%%

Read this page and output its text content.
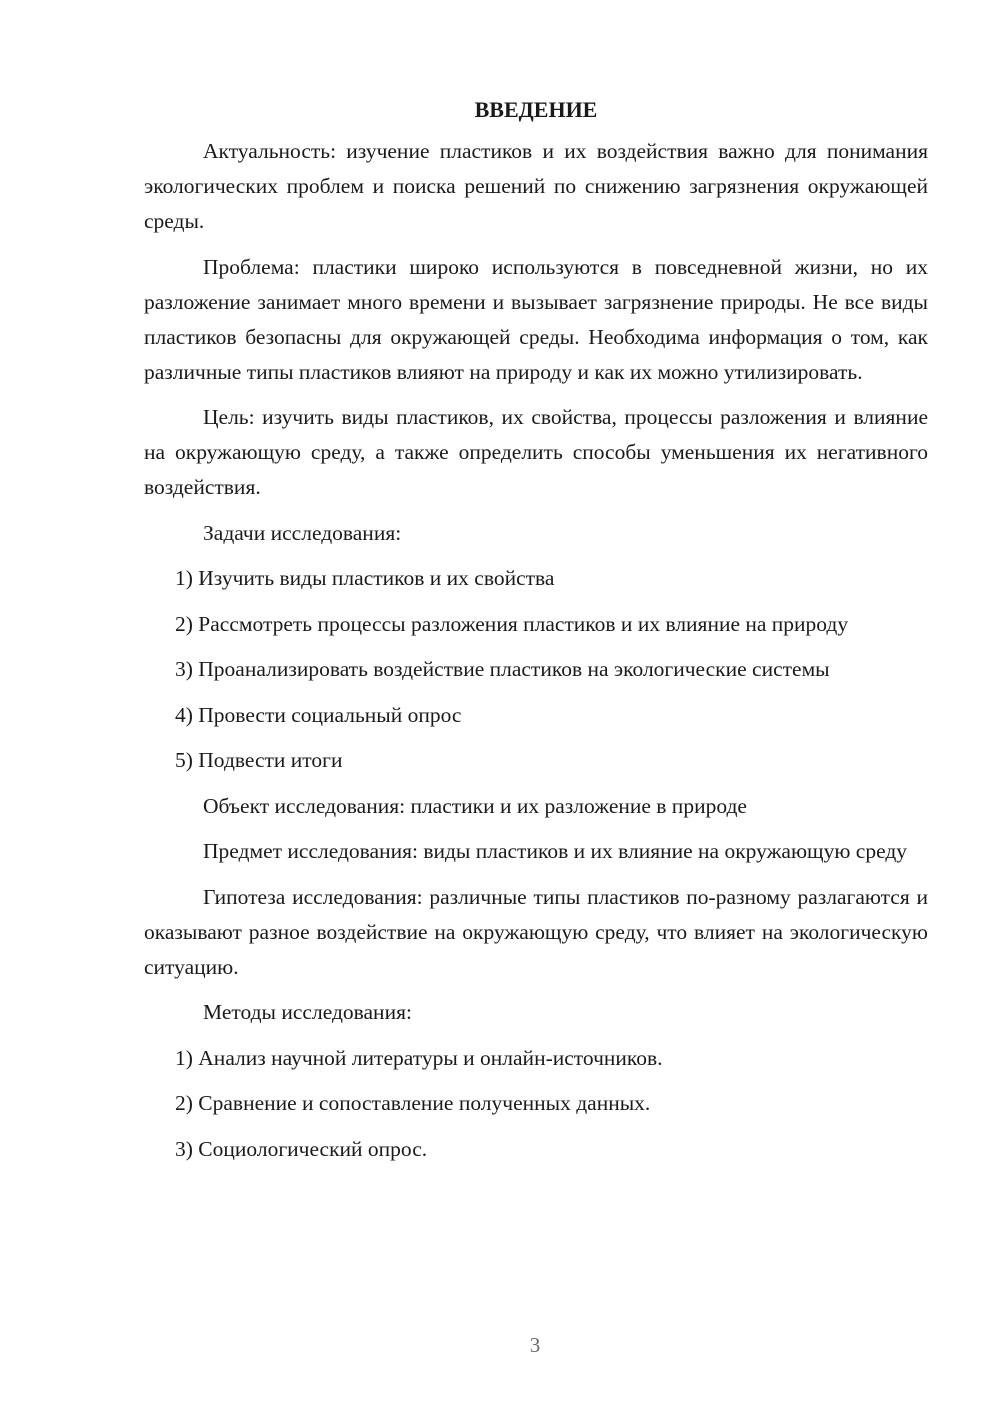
ВВЕДЕНИЕ

Актуальность: изучение пластиков и их воздействия важно для понимания экологических проблем и поиска решений по снижению загрязнения окружающей среды.

Проблема: пластики широко используются в повседневной жизни, но их разложение занимает много времени и вызывает загрязнение природы. Не все виды пластиков безопасны для окружающей среды. Необходима информация о том, как различные типы пластиков влияют на природу и как их можно утилизировать.

Цель: изучить виды пластиков, их свойства, процессы разложения и влияние на окружающую среду, а также определить способы уменьшения их негативного воздействия.

Задачи исследования:

1) Изучить виды пластиков и их свойства

2) Рассмотреть процессы разложения пластиков и их влияние на природу

3) Проанализировать воздействие пластиков на экологические системы

4) Провести социальный опрос

5) Подвести итоги

Объект исследования: пластики и их разложение в природе

Предмет исследования: виды пластиков и их влияние на окружающую среду

Гипотеза исследования: различные типы пластиков по-разному разлагаются и оказывают разное воздействие на окружающую среду, что влияет на экологическую ситуацию.

Методы исследования:

1) Анализ научной литературы и онлайн-источников.

2) Сравнение и сопоставление полученных данных.

3) Социологический опрос.

3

%%

DIRECTION: Keep the pictures out of your copy, and repeat every entry above exactly.

REPLY TO THE TASK:
Read this page and output its text content.
ВВЕДЕНИЕ

Актуальность: изучение пластиков и их воздействия важно для понимания экологических проблем и поиска решений по снижению загрязнения окружающей среды.

Проблема: пластики широко используются в повседневной жизни, но их разложение занимает много времени и вызывает загрязнение природы. Не все виды пластиков безопасны для окружающей среды. Необходима информация о том, как различные типы пластиков влияют на природу и как их можно утилизировать.

Цель: изучить виды пластиков, их свойства, процессы разложения и влияние на окружающую среду, а также определить способы уменьшения их негативного воздействия.

Задачи исследования:

1) Изучить виды пластиков и их свойства

2) Рассмотреть процессы разложения пластиков и их влияние на природу

3) Проанализировать воздействие пластиков на экологические системы

4) Провести социальный опрос

5) Подвести итоги

Объект исследования: пластики и их разложение в природе

Предмет исследования: виды пластиков и их влияние на окружающую среду

Гипотеза исследования: различные типы пластиков по-разному разлагаются и оказывают разное воздействие на окружающую среду, что влияет на экологическую ситуацию.

Методы исследования:

1) Анализ научной литературы и онлайн-источников.

2) Сравнение и сопоставление полученных данных.

3) Социологический опрос.

3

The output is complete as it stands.